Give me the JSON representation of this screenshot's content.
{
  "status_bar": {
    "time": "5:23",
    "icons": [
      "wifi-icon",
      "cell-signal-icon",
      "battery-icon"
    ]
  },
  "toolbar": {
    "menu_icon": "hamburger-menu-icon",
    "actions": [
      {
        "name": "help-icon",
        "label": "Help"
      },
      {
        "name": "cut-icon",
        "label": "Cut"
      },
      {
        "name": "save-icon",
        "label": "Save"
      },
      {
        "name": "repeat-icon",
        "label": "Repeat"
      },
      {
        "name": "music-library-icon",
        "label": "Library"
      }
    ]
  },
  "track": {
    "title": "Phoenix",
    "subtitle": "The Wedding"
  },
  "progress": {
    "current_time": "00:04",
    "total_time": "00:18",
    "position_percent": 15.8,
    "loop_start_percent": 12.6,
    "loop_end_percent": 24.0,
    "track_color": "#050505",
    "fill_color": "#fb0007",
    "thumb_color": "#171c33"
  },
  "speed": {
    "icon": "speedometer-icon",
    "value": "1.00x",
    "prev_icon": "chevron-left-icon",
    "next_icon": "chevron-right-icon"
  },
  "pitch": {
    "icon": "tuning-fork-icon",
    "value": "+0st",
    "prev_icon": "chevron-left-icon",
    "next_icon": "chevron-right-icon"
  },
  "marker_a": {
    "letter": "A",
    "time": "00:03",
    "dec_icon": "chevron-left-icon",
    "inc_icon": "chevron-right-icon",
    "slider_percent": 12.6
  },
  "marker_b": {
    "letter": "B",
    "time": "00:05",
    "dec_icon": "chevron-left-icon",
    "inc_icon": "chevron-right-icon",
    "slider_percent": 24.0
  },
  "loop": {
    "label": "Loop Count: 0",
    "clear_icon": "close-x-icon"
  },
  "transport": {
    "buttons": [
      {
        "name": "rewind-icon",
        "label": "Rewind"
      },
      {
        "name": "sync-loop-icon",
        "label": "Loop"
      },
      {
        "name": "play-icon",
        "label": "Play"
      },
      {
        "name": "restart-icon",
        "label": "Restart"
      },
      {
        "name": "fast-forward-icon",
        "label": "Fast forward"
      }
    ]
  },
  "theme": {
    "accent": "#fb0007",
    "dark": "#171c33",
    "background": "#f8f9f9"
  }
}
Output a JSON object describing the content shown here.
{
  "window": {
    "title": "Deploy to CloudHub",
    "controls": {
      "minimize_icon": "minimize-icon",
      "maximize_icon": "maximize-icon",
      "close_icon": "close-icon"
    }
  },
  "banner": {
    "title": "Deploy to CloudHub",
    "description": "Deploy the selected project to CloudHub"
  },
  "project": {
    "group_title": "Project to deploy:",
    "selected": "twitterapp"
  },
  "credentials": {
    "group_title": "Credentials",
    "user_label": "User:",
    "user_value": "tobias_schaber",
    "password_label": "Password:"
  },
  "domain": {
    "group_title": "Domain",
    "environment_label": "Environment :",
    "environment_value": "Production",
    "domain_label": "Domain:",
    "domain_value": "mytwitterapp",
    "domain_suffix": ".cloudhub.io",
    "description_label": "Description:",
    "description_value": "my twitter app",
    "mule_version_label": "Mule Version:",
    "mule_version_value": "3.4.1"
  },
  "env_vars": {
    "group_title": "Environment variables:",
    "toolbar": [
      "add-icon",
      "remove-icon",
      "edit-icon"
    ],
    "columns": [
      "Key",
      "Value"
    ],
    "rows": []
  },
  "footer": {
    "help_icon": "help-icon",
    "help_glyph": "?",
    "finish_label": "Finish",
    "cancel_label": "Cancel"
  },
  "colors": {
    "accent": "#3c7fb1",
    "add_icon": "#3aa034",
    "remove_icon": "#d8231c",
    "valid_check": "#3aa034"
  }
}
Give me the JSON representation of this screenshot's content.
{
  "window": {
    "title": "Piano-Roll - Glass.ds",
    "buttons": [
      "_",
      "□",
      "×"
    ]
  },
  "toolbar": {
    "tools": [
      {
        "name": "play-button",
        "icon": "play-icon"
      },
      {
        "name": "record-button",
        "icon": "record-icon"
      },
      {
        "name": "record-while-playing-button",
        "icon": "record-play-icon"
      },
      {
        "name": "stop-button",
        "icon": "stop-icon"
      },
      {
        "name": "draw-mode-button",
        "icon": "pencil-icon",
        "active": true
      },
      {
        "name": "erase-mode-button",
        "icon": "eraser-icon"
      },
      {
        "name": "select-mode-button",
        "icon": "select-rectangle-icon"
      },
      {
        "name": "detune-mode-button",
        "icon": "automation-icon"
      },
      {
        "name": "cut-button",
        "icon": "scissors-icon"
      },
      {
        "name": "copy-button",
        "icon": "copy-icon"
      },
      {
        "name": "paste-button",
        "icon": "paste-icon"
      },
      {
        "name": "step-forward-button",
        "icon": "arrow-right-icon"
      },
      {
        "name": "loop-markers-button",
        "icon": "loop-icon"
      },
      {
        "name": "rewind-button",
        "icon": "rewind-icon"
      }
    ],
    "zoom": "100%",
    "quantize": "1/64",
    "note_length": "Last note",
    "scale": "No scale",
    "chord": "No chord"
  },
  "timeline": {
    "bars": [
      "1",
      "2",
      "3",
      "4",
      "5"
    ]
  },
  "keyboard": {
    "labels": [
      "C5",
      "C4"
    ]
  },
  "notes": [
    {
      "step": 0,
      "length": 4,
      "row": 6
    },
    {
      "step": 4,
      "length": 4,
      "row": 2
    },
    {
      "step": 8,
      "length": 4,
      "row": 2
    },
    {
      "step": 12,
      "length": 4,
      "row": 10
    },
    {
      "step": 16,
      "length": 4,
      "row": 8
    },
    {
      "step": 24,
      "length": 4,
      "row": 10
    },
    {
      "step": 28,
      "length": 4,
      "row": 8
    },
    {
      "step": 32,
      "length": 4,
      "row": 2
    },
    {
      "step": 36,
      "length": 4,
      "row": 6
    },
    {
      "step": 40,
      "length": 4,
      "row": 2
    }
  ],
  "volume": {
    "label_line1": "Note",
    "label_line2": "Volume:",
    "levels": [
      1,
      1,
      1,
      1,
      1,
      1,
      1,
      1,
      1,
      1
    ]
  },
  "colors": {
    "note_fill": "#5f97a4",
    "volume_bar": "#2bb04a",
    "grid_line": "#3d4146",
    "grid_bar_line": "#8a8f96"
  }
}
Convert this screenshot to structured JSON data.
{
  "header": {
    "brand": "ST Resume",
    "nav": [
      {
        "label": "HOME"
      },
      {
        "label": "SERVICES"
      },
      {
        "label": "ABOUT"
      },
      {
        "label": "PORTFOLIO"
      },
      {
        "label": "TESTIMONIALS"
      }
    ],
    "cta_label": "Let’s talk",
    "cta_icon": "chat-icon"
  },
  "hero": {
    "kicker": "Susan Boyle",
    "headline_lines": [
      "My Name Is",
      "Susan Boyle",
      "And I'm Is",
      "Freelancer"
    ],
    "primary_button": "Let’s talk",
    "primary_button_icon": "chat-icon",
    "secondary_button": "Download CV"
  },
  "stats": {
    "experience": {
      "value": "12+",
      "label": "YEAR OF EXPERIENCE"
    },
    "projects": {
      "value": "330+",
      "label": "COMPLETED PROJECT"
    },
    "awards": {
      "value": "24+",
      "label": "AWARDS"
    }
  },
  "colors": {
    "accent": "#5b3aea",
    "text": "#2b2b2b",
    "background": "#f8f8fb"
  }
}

* * * * * * * * *

• Instruction
Transcribe the material exactly as it reads.

• Correct result
Give me the JSON representation of this screenshot's content.
{
  "status_bar": {
    "time": "5:23",
    "icons": [
      "wifi-icon",
      "cell-signal-icon",
      "battery-icon"
    ]
  },
  "toolbar": {
    "menu_icon": "hamburger-menu-icon",
    "actions": [
      {
        "name": "help-icon",
        "label": "Help"
      },
      {
        "name": "cut-icon",
        "label": "Cut"
      },
      {
        "name": "save-icon",
        "label": "Save"
      },
      {
        "name": "repeat-icon",
        "label": "Repeat"
      },
      {
        "name": "music-library-icon",
        "label": "Library"
      }
    ]
  },
  "track": {
    "title": "Phoenix",
    "subtitle": "The Wedding"
  },
  "progress": {
    "current_time": "00:04",
    "total_time": "00:18",
    "position_percent": 15.8,
    "loop_start_percent": 12.6,
    "loop_end_percent": 24.0,
    "track_color": "#050505",
    "fill_color": "#fb0007",
    "thumb_color": "#171c33"
  },
  "speed": {
    "icon": "speedometer-icon",
    "value": "1.00x",
    "prev_icon": "chevron-left-icon",
    "next_icon": "chevron-right-icon"
  },
  "pitch": {
    "icon": "tuning-fork-icon",
    "value": "+0st",
    "prev_icon": "chevron-left-icon",
    "next_icon": "chevron-right-icon"
  },
  "marker_a": {
    "letter": "A",
    "time": "00:03",
    "dec_icon": "chevron-left-icon",
    "inc_icon": "chevron-right-icon",
    "slider_percent": 12.6
  },
  "marker_b": {
    "letter": "B",
    "time": "00:05",
    "dec_icon": "chevron-left-icon",
    "inc_icon": "chevron-right-icon",
    "slider_percent": 24.0
  },
  "loop": {
    "label": "Loop Count: 0",
    "clear_icon": "close-x-icon"
  },
  "transport": {
    "buttons": [
      {
        "name": "rewind-icon",
        "label": "Rewind"
      },
      {
        "name": "sync-loop-icon",
        "label": "Loop"
      },
      {
        "name": "play-icon",
        "label": "Play"
      },
      {
        "name": "restart-icon",
        "label": "Restart"
      },
      {
        "name": "fast-forward-icon",
        "label": "Fast forward"
      }
    ]
  },
  "theme": {
    "accent": "#fb0007",
    "dark": "#171c33",
    "background": "#f8f9f9"
  }
}
Output a JSON object describing the content shown here.
{
  "window": {
    "title": "Deploy to CloudHub",
    "controls": {
      "minimize_icon": "minimize-icon",
      "maximize_icon": "maximize-icon",
      "close_icon": "close-icon"
    }
  },
  "banner": {
    "title": "Deploy to CloudHub",
    "description": "Deploy the selected project to CloudHub"
  },
  "project": {
    "group_title": "Project to deploy:",
    "selected": "twitterapp"
  },
  "credentials": {
    "group_title": "Credentials",
    "user_label": "User:",
    "user_value": "tobias_schaber",
    "password_label": "Password:"
  },
  "domain": {
    "group_title": "Domain",
    "environment_label": "Environment :",
    "environment_value": "Production",
    "domain_label": "Domain:",
    "domain_value": "mytwitterapp",
    "domain_suffix": ".cloudhub.io",
    "description_label": "Description:",
    "description_value": "my twitter app",
    "mule_version_label": "Mule Version:",
    "mule_version_value": "3.4.1"
  },
  "env_vars": {
    "group_title": "Environment variables:",
    "toolbar": [
      "add-icon",
      "remove-icon",
      "edit-icon"
    ],
    "columns": [
      "Key",
      "Value"
    ],
    "rows": []
  },
  "footer": {
    "help_icon": "help-icon",
    "help_glyph": "?",
    "finish_label": "Finish",
    "cancel_label": "Cancel"
  },
  "colors": {
    "accent": "#3c7fb1",
    "add_icon": "#3aa034",
    "remove_icon": "#d8231c",
    "valid_check": "#3aa034"
  }
}
Give me the JSON representation of this screenshot's content.
{
  "window": {
    "title": "Piano-Roll - Glass.ds",
    "buttons": [
      "_",
      "□",
      "×"
    ]
  },
  "toolbar": {
    "tools": [
      {
        "name": "play-button",
        "icon": "play-icon"
      },
      {
        "name": "record-button",
        "icon": "record-icon"
      },
      {
        "name": "record-while-playing-button",
        "icon": "record-play-icon"
      },
      {
        "name": "stop-button",
        "icon": "stop-icon"
      },
      {
        "name": "draw-mode-button",
        "icon": "pencil-icon",
        "active": true
      },
      {
        "name": "erase-mode-button",
        "icon": "eraser-icon"
      },
      {
        "name": "select-mode-button",
        "icon": "select-rectangle-icon"
      },
      {
        "name": "detune-mode-button",
        "icon": "automation-icon"
      },
      {
        "name": "cut-button",
        "icon": "scissors-icon"
      },
      {
        "name": "copy-button",
        "icon": "copy-icon"
      },
      {
        "name": "paste-button",
        "icon": "paste-icon"
      },
      {
        "name": "step-forward-button",
        "icon": "arrow-right-icon"
      },
      {
        "name": "loop-markers-button",
        "icon": "loop-icon"
      },
      {
        "name": "rewind-button",
        "icon": "rewind-icon"
      }
    ],
    "zoom": "100%",
    "quantize": "1/64",
    "note_length": "Last note",
    "scale": "No scale",
    "chord": "No chord"
  },
  "timeline": {
    "bars": [
      "1",
      "2",
      "3",
      "4",
      "5"
    ]
  },
  "keyboard": {
    "labels": [
      "C5",
      "C4"
    ]
  },
  "notes": [
    {
      "step": 0,
      "length": 4,
      "row": 6
    },
    {
      "step": 4,
      "length": 4,
      "row": 2
    },
    {
      "step": 8,
      "length": 4,
      "row": 2
    },
    {
      "step": 12,
      "length": 4,
      "row": 10
    },
    {
      "step": 16,
      "length": 4,
      "row": 8
    },
    {
      "step": 24,
      "length": 4,
      "row": 10
    },
    {
      "step": 28,
      "length": 4,
      "row": 8
    },
    {
      "step": 32,
      "length": 4,
      "row": 2
    },
    {
      "step": 36,
      "length": 4,
      "row": 6
    },
    {
      "step": 40,
      "length": 4,
      "row": 2
    }
  ],
  "volume": {
    "label_line1": "Note",
    "label_line2": "Volume:",
    "levels": [
      1,
      1,
      1,
      1,
      1,
      1,
      1,
      1,
      1,
      1
    ]
  },
  "colors": {
    "note_fill": "#5f97a4",
    "volume_bar": "#2bb04a",
    "grid_line": "#3d4146",
    "grid_bar_line": "#8a8f96"
  }
}
Convert this screenshot to structured JSON data.
{
  "header": {
    "brand": "ST Resume",
    "nav": [
      {
        "label": "HOME"
      },
      {
        "label": "SERVICES"
      },
      {
        "label": "ABOUT"
      },
      {
        "label": "PORTFOLIO"
      },
      {
        "label": "TESTIMONIALS"
      }
    ],
    "cta_label": "Let’s talk",
    "cta_icon": "chat-icon"
  },
  "hero": {
    "kicker": "Susan Boyle",
    "headline_lines": [
      "My Name Is",
      "Susan Boyle",
      "And I'm Is",
      "Freelancer"
    ],
    "primary_button": "Let’s talk",
    "primary_button_icon": "chat-icon",
    "secondary_button": "Download CV"
  },
  "stats": {
    "experience": {
      "value": "12+",
      "label": "YEAR OF EXPERIENCE"
    },
    "projects": {
      "value": "330+",
      "label": "COMPLETED PROJECT"
    },
    "awards": {
      "value": "24+",
      "label": "AWARDS"
    }
  },
  "colors": {
    "accent": "#5b3aea",
    "text": "#2b2b2b",
    "background": "#f8f8fb"
  }
}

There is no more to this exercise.